* **WHAT YOU WILL DO**: Rewrite the part of the records that opens with the first line and closes with the line containing "period-cell: P1 xyxy=(1296,464,1382,493)", replacing "hour-label" with "time-label" and leaving everything else unchanged.

* **DATA PROVIDED**:
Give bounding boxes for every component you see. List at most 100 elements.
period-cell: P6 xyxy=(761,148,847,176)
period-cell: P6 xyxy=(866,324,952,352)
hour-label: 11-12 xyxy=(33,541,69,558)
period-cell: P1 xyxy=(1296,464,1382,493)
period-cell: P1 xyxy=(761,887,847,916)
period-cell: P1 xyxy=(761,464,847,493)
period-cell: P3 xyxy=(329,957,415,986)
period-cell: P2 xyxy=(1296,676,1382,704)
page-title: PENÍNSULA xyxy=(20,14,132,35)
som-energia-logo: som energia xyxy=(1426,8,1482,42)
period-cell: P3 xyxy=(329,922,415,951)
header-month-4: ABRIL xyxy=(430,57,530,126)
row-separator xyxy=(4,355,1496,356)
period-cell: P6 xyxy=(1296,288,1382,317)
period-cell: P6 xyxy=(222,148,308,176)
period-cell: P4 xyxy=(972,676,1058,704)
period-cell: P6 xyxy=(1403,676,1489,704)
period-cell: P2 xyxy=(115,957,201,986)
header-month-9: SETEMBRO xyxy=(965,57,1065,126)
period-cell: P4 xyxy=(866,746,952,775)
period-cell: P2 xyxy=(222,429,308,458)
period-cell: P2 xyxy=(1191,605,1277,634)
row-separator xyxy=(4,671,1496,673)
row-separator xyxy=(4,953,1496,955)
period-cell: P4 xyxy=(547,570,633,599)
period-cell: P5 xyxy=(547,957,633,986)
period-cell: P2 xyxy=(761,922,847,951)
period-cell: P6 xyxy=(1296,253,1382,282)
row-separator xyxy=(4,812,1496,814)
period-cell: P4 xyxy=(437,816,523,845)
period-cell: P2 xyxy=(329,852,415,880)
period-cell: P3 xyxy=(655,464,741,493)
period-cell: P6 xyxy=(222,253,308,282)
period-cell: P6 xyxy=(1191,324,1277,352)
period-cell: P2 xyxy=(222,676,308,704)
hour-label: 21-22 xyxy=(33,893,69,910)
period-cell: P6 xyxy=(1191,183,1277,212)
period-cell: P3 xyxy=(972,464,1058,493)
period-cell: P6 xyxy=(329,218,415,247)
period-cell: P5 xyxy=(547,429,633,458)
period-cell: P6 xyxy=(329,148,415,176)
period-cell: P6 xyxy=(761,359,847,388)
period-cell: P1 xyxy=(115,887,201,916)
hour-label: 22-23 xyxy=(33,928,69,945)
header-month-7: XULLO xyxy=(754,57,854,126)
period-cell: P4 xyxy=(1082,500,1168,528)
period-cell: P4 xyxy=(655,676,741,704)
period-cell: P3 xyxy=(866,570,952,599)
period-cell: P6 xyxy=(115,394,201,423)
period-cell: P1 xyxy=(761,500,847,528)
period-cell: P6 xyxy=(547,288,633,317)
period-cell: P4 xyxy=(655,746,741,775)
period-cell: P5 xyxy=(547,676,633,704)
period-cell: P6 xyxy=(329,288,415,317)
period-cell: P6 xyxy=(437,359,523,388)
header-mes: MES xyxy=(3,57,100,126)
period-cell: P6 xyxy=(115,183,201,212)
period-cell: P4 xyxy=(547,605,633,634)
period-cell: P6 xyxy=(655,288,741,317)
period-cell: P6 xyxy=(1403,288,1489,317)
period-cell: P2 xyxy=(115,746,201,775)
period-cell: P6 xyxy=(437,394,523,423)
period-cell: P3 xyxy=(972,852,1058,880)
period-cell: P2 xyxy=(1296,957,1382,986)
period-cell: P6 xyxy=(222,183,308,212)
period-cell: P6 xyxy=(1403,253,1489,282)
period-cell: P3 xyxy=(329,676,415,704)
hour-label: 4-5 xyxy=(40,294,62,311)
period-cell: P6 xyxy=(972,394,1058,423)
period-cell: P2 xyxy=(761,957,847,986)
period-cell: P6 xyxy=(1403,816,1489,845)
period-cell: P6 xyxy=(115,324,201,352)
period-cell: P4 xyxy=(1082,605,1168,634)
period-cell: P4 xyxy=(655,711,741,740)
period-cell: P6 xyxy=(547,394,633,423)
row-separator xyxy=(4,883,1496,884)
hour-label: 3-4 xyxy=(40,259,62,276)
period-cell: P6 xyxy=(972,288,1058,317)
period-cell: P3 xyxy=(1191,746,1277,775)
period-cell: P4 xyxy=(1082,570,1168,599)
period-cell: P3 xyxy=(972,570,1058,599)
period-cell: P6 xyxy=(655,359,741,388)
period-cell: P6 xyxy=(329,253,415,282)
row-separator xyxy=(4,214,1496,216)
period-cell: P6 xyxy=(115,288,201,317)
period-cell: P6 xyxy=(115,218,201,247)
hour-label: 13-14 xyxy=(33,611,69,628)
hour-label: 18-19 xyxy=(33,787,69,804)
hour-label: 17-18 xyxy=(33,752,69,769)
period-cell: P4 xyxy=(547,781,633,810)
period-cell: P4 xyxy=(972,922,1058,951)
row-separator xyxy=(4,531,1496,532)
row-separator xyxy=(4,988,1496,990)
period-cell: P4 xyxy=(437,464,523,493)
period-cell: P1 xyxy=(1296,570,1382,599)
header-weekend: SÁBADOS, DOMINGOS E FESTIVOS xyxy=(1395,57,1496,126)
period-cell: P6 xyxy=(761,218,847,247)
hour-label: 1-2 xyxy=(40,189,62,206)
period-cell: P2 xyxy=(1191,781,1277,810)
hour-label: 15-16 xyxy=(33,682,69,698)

* **FULL ANSWER**:
Give bounding boxes for every component you see. List at most 100 elements.
period-cell: P6 xyxy=(761,148,847,176)
period-cell: P6 xyxy=(866,324,952,352)
time-label: 11-12 xyxy=(33,541,69,558)
period-cell: P1 xyxy=(1296,464,1382,493)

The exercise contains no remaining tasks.